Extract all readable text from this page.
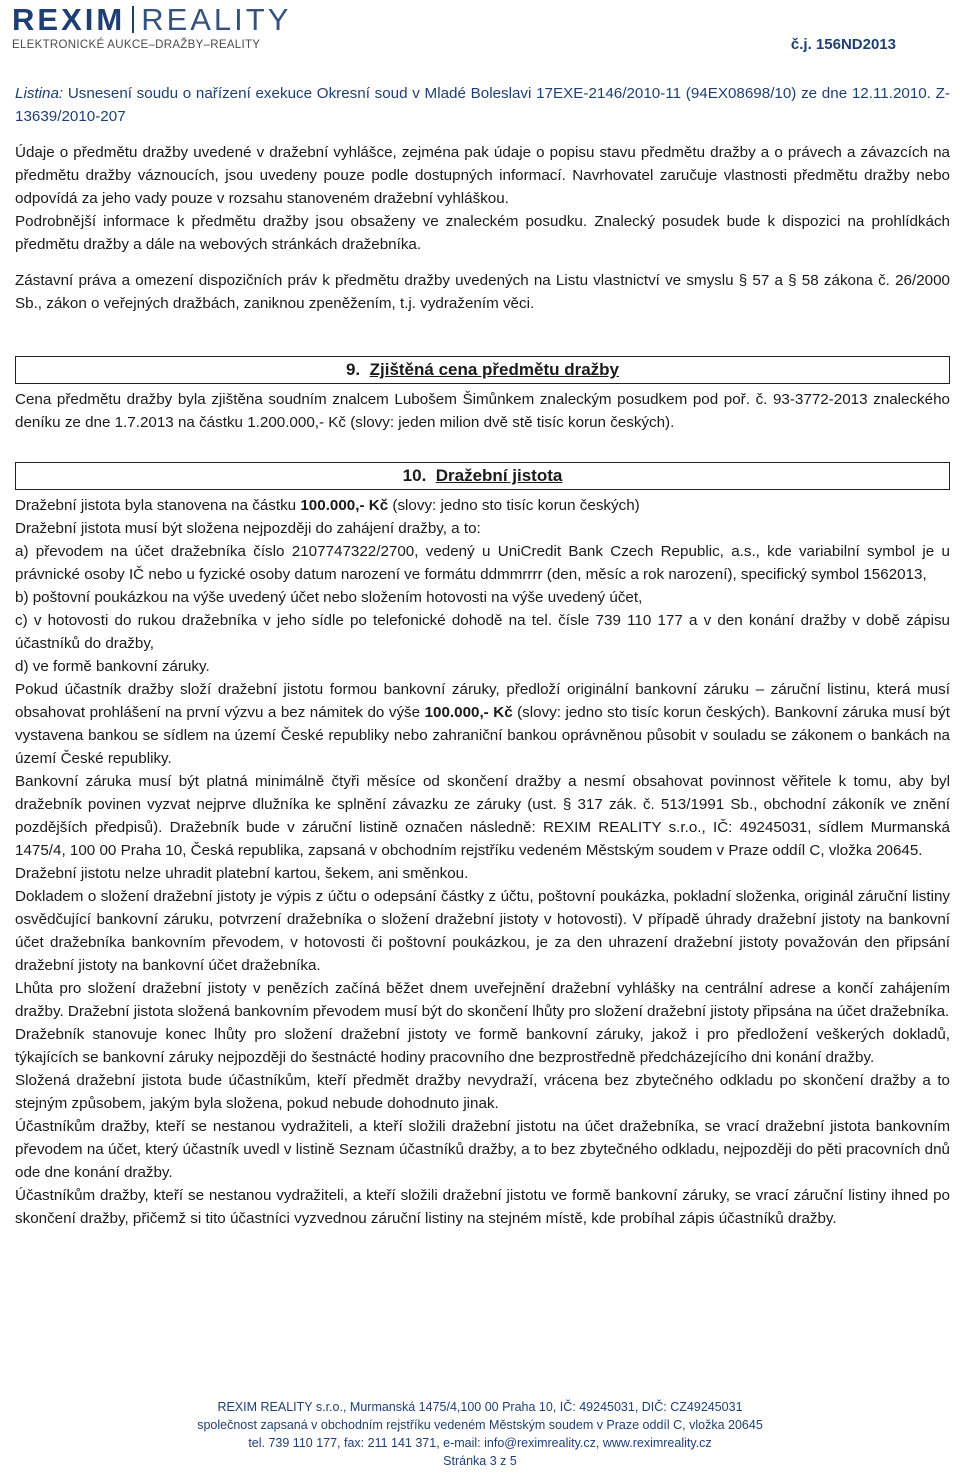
REXIM REALITY
ELEKTRONICKÉ AUKCE–DRAŽBY–REALITY	č.j. 156ND2013
Listina: Usnesení soudu o nařízení exekuce Okresní soud v Mladé Boleslavi 17EXE-2146/2010-11 (94EX08698/10) ze dne 12.11.2010. Z-13639/2010-207

Údaje o předmětu dražby uvedené v dražební vyhlášce, zejména pak údaje o popisu stavu předmětu dražby a o právech a závazcích na předmětu dražby váznoucích, jsou uvedeny pouze podle dostupných informací. Navrhovatel zaručuje vlastnosti předmětu dražby nebo odpovídá za jeho vady pouze v rozsahu stanoveném dražební vyhláškou.

Podrobnější informace k předmětu dražby jsou obsaženy ve znaleckém posudku. Znalecký posudek bude k dispozici na prohlídkách předmětu dražby a dále na webových stránkách dražebníka.

Zástavní práva a omezení dispozičních práv k předmětu dražby uvedených na Listu vlastnictví ve smyslu § 57 a § 58 zákona č. 26/2000 Sb., zákon o veřejných dražbách, zaniknou zpeněžením, t.j. vydražením věci.

9. Zjištěná cena předmětu dražby

Cena předmětu dražby byla zjištěna soudním znalcem Lubošem Šimůnkem znaleckým posudkem pod poř. č. 93-3772-2013 znaleckého deníku ze dne 1.7.2013 na částku 1.200.000,- Kč (slovy: jeden milion dvě stě tisíc korun českých).

10. Dražební jistota

Dražební jistota byla stanovena na částku 100.000,- Kč (slovy: jedno sto tisíc korun českých)

Dražební jistota musí být složena nejpozději do zahájení dražby, a to:

a) převodem na účet dražebníka číslo 2107747322/2700, vedený u UniCredit Bank Czech Republic, a.s., kde variabilní symbol je u právnické osoby IČ nebo u fyzické osoby datum narození ve formátu ddmmrrrr (den, měsíc a rok narození), specifický symbol 1562013,

b) poštovní poukázkou na výše uvedený účet nebo složením hotovosti na výše uvedený účet,

c) v hotovosti do rukou dražebníka v jeho sídle po telefonické dohodě na tel. čísle 739 110 177 a v den konání dražby v době zápisu účastníků do dražby,

d) ve formě bankovní záruky.

Pokud účastník dražby složí dražební jistotu formou bankovní záruky, předloží originální bankovní záruku – záruční listinu, která musí obsahovat prohlášení na první výzvu a bez námitek do výše 100.000,- Kč (slovy: jedno sto tisíc korun českých). Bankovní záruka musí být vystavena bankou se sídlem na území České republiky nebo zahraniční bankou oprávněnou působit v souladu se zákonem o bankách na území České republiky.

Bankovní záruka musí být platná minimálně čtyři měsíce od skončení dražby a nesmí obsahovat povinnost věřitele k tomu, aby byl dražebník povinen vyzvat nejprve dlužníka ke splnění závazku ze záruky (ust. § 317 zák. č. 513/1991 Sb., obchodní zákoník ve znění pozdějších předpisů). Dražebník bude v záruční listině označen následně: REXIM REALITY s.r.o., IČ: 49245031, sídlem Murmanská 1475/4, 100 00 Praha 10, Česká republika, zapsaná v obchodním rejstříku vedeném Městským soudem v Praze oddíl C, vložka 20645.

Dražební jistotu nelze uhradit platební kartou, šekem, ani směnkou.

Dokladem o složení dražební jistoty je výpis z účtu o odepsání částky z účtu, poštovní poukázka, pokladní složenka, originál záruční listiny osvědčující bankovní záruku, potvrzení dražebníka o složení dražební jistoty v hotovosti). V případě úhrady dražební jistoty na bankovní účet dražebníka bankovním převodem, v hotovosti či poštovní poukázkou, je za den uhrazení dražební jistoty považován den připsání dražební jistoty na bankovní účet dražebníka.

Lhůta pro složení dražební jistoty v penězích začíná běžet dnem uveřejnění dražební vyhlášky na centrální adrese a končí zahájením dražby. Dražební jistota složená bankovním převodem musí být do skončení lhůty pro složení dražební jistoty připsána na účet dražebníka.

Dražebník stanovuje konec lhůty pro složení dražební jistoty ve formě bankovní záruky, jakož i pro předložení veškerých dokladů, týkajících se bankovní záruky nejpozději do šestnácté hodiny pracovního dne bezprostředně předcházejícího dni konání dražby.

Složená dražební jistota bude účastníkům, kteří předmět dražby nevydraží, vrácena bez zbytečného odkladu po skončení dražby a to stejným způsobem, jakým byla složena, pokud nebude dohodnuto jinak.

Účastníkům dražby, kteří se nestanou vydražiteli, a kteří složili dražební jistotu na účet dražebníka, se vrací dražební jistota bankovním převodem na účet, který účastník uvedl v listině Seznam účastníků dražby, a to bez zbytečného odkladu, nejpozději do pěti pracovních dnů ode dne konání dražby.

Účastníkům dražby, kteří se nestanou vydražiteli, a kteří složili dražební jistotu ve formě bankovní záruky, se vrací záruční listiny ihned po skončení dražby, přičemž si tito účastníci vyzvednou záruční listiny na stejném místě, kde probíhal zápis účastníků dražby.

REXIM REALITY s.r.o., Murmanská 1475/4,100 00 Praha 10, IČ: 49245031, DIČ: CZ49245031
společnost zapsaná v obchodním rejstříku vedeném Městským soudem v Praze oddíl C, vložka 20645
tel. 739 110 177, fax: 211 141 371, e-mail: info@reximreality.cz, www.reximreality.cz
Stránka 3 z 5
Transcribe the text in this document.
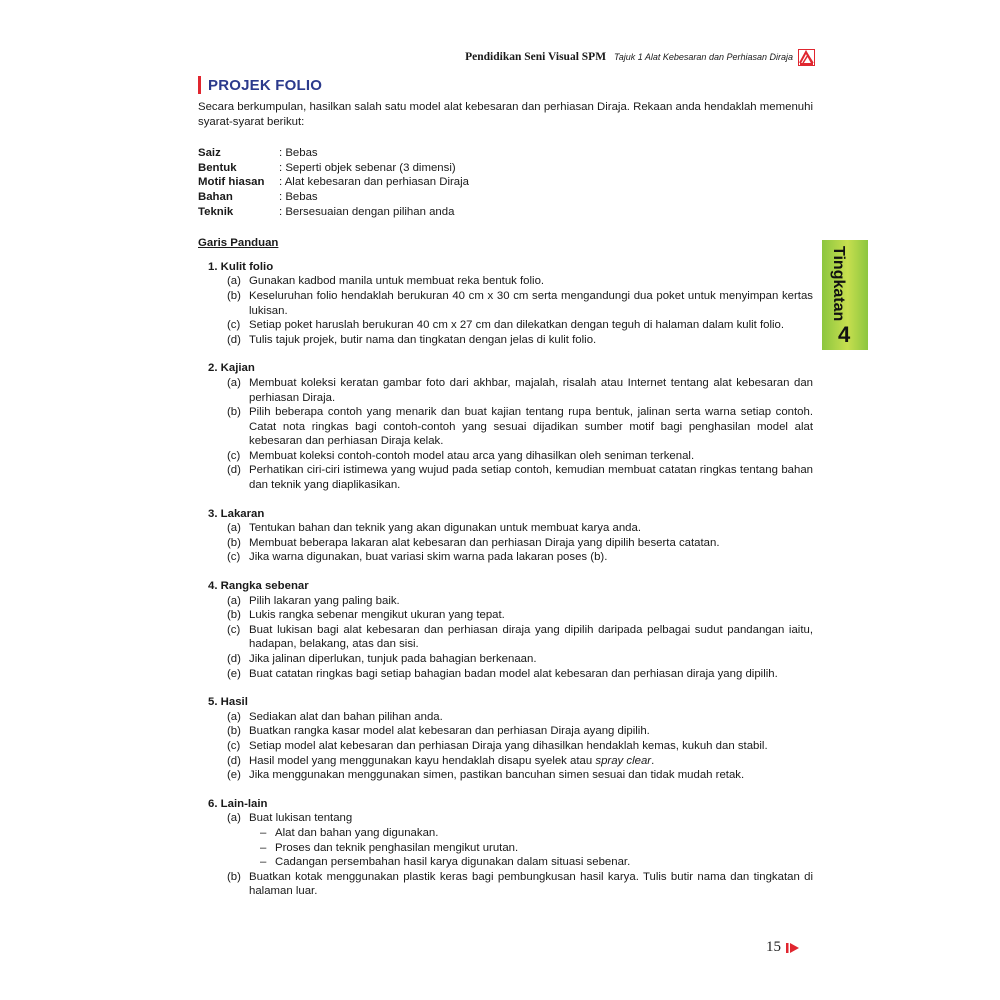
Pendidikan Seni Visual SPM Tajuk 1 Alat Kebesaran dan Perhiasan Diraja
PROJEK FOLIO

Secara berkumpulan, hasilkan salah satu model alat kebesaran dan perhiasan Diraja. Rekaan anda hendaklah memenuhi syarat-syarat berikut:

Saiz	: Bebas
Bentuk	: Seperti objek sebenar (3 dimensi)
Motif hiasan	: Alat kebesaran dan perhiasan Diraja
Bahan	: Bebas
Teknik	: Bersesuaian dengan pilihan anda
Garis Panduan
1. Kulit folio
(a) Gunakan kadbod manila untuk membuat reka bentuk folio.
(b) Keseluruhan folio hendaklah berukuran 40 cm x 30 cm serta mengandungi dua poket untuk menyimpan kertas lukisan.
(c) Setiap poket haruslah berukuran 40 cm x 27 cm dan dilekatkan dengan teguh di halaman dalam kulit folio.
(d) Tulis tajuk projek, butir nama dan tingkatan dengan jelas di kulit folio.
2. Kajian
(a) Membuat koleksi keratan gambar foto dari akhbar, majalah, risalah atau Internet tentang alat kebesaran dan perhiasan Diraja.
(b) Pilih beberapa contoh yang menarik dan buat kajian tentang rupa bentuk, jalinan serta warna setiap contoh. Catat nota ringkas bagi contoh-contoh yang sesuai dijadikan sumber motif bagi penghasilan model alat kebesaran dan perhiasan Diraja kelak.
(c) Membuat koleksi contoh-contoh model atau arca yang dihasilkan oleh seniman terkenal.
(d) Perhatikan ciri-ciri istimewa yang wujud pada setiap contoh, kemudian membuat catatan ringkas tentang bahan dan teknik yang diaplikasikan.
3. Lakaran
(a) Tentukan bahan dan teknik yang akan digunakan untuk membuat karya anda.
(b) Membuat beberapa lakaran alat kebesaran dan perhiasan Diraja yang dipilih beserta catatan.
(c) Jika warna digunakan, buat variasi skim warna pada lakaran poses (b).
4. Rangka sebenar
(a) Pilih lakaran yang paling baik.
(b) Lukis rangka sebenar mengikut ukuran yang tepat.
(c) Buat lukisan bagi alat kebesaran dan perhiasan diraja yang dipilih daripada pelbagai sudut pandangan iaitu, hadapan, belakang, atas dan sisi.
(d) Jika jalinan diperlukan, tunjuk pada bahagian berkenaan.
(e) Buat catatan ringkas bagi setiap bahagian badan model alat kebesaran dan perhiasan diraja yang dipilih.
5. Hasil
(a) Sediakan alat dan bahan pilihan anda.
(b) Buatkan rangka kasar model alat kebesaran dan perhiasan Diraja ayang dipilih.
(c) Setiap model alat kebesaran dan perhiasan Diraja yang dihasilkan hendaklah kemas, kukuh dan stabil.
(d) Hasil model yang menggunakan kayu hendaklah disapu syelek atau spray clear.
(e) Jika menggunakan menggunakan simen, pastikan bancuhan simen sesuai dan tidak mudah retak.
6. Lain-lain
(a) Buat lukisan tentang
– Alat dan bahan yang digunakan.
– Proses dan teknik penghasilan mengikut urutan.
– Cadangan persembahan hasil karya digunakan dalam situasi sebenar.
(b) Buatkan kotak menggunakan plastik keras bagi pembungkusan hasil karya. Tulis butir nama dan tingkatan di halaman luar.
Tingkatan
4
15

> **Short problem**
Pick out every line of the listing containing the word "lhůty", and show those lines.

> **Response to the task**
Lhůta pro složení dražební jistoty v penězích začíná běžet dnem uveřejnění dražební vyhlášky na centrální adrese a končí zahájením dražby. Dražební jistota složená bankovním převodem musí být do skončení lhůty pro složení dražební jistoty připsána na účet dražebníka.
Dražebník stanovuje konec lhůty pro složení dražební jistoty ve formě bankovní záruky, jakož i pro předložení veškerých dokladů, týkajících se bankovní záruky nejpozději do šestnácté hodiny pracovního dne bezprostředně předcházejícího dni konání dražby.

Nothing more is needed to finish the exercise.